-------- Available records
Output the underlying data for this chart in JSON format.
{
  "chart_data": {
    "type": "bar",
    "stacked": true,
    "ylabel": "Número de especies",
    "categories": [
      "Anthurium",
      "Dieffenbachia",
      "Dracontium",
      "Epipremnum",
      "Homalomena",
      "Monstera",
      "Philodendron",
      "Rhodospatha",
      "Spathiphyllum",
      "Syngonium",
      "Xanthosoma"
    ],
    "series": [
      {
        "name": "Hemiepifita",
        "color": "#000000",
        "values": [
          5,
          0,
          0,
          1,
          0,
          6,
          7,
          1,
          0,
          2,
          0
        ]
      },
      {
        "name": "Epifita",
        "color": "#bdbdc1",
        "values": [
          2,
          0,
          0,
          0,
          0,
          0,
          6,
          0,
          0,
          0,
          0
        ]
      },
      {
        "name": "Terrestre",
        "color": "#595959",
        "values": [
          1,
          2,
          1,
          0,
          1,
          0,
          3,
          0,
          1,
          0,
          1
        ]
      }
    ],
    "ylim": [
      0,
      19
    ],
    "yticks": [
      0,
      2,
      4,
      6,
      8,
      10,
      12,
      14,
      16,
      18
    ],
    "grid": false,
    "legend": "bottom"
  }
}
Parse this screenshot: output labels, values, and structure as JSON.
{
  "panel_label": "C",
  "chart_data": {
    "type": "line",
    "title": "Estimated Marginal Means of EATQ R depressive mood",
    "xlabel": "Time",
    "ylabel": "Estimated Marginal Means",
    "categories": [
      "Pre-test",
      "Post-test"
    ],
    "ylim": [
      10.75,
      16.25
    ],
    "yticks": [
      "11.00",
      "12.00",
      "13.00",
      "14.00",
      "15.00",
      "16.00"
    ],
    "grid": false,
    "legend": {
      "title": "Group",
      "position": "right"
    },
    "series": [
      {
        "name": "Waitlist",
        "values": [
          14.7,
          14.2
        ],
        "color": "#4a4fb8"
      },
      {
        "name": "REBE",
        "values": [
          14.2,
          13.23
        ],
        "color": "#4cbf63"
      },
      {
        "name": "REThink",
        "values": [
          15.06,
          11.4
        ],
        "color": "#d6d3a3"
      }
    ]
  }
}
----------------
▸ **Required task**:
Emit verbatim the lines running from the one with "Parse this screenshot: output" through the last line of the data, both endpoints inclusive.

▸ **Solution to this exercise**:
Parse this screenshot: output labels, values, and structure as JSON.
{
  "panel_label": "C",
  "chart_data": {
    "type": "line",
    "title": "Estimated Marginal Means of EATQ R depressive mood",
    "xlabel": "Time",
    "ylabel": "Estimated Marginal Means",
    "categories": [
      "Pre-test",
      "Post-test"
    ],
    "ylim": [
      10.75,
      16.25
    ],
    "yticks": [
      "11.00",
      "12.00",
      "13.00",
      "14.00",
      "15.00",
      "16.00"
    ],
    "grid": false,
    "legend": {
      "title": "Group",
      "position": "right"
    },
    "series": [
      {
        "name": "Waitlist",
        "values": [
          14.7,
          14.2
        ],
        "color": "#4a4fb8"
      },
      {
        "name": "REBE",
        "values": [
          14.2,
          13.23
        ],
        "color": "#4cbf63"
      },
      {
        "name": "REThink",
        "values": [
          15.06,
          11.4
        ],
        "color": "#d6d3a3"
      }
    ]
  }
}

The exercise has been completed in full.